Extrait:
%%
Indépendamment de ces lacunes plutôt importantes de la preuve de la Couronne contre Valerie mère, il se pose un autre problème à l’égard de l’article 246 de la LIR. La Couronne se fonde sur l’article 246 de la LIR pour justifier les cotisations dont Valerie mère a fait l’objet à l’égard des présumées ventes non déclarées par 943. Cette disposition est rédigée comme suit :

 

AVANTAGE CONFÉRÉ À UN CONTRIBUABLE

 

        246. (1)    La valeur de l’avantage qu’une personne confère à un moment donné, directement ou indirectement, de quelque manière que ce soit à un contribuable doit, dans la mesure où elle n’est pas par ailleurs incluse dans le calcul du revenu ou du revenu imposable gagné au Canada du contribuable en vertu de la partie I et dans la mesure où elle y serait incluse s’il s’agissait d’un paiement que cette personne avait fait directement au contribuable et si le contribuable résidait au Canada, être:

 

                    a)  soit incluse dans le calcul du revenu ou du revenu imposable gagné au Canada, selon le cas, du contribuable en vertu de la partie I pour l’année d’imposition qui comprend ce moment;

 

                    b)  soit, si le contribuable ne réside pas au Canada, considérée, pour l’application de la partie XIII, comme un paiement fait à celui‑ci à ce moment au titre de bien ou de services ou à un autre titre, selon la nature de l’avantage.
%%
Données fournies:
%%
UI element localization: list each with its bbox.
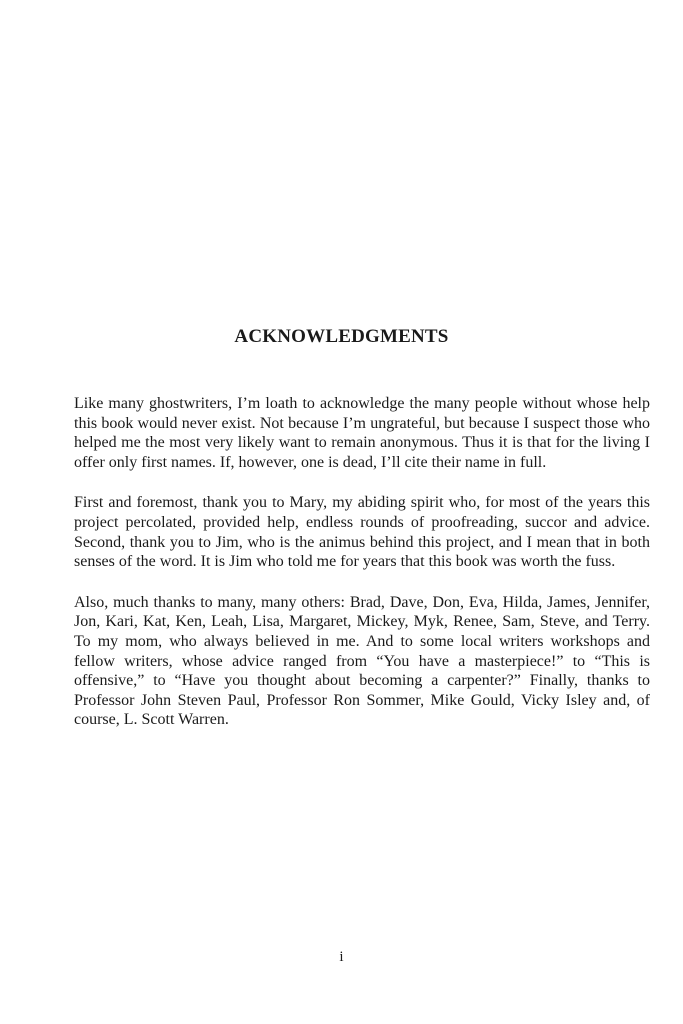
%%
Objectif A: Renvoyez le passage de l'extrait sur l'article 246 de la LIR compris entre « b)  soit, si » et « nature de l’avantage. », bornes incluses.
Objectif B: D'après l'extrait, sur quel article de la LIR la Couronne se fonde-t-elle pour justifier les cotisations établies à l'égard de Valerie mère ?
Objectif C: Prolongez l'extrait sur l'article 246 de la LIR à la suite de sa dernière phrase.

Corrigé A:
b)  soit, si le contribuable ne réside pas au Canada, considérée, pour l’application de la partie XIII, comme un paiement fait à celui‑ci à ce moment au titre de bien ou de services ou à un autre titre, selon la nature de l’avantage.

Corrigé B: Sur l'article 246 de la LIR.

Corrigé C:
 

OPÉRATION SANS LIEN DE DÉPENDANCE

 

       (2)  Lorsqu’il est établi qu’une opération conclue par des personnes sans aucun lien de dépendance est une opération véritable et non une opération conclue en conformité avec quelque autre opération ou comme partie de celle‑ci, non plus que pour effectuer le paiement, en totalité ou en partie, de quelque obligation existante ou future, aucune partie à l’opération n’est considérée, pour l’application du présent article, conférer un avantage à une autre partie avec laquelle elle n’a aucun lien de dépendance.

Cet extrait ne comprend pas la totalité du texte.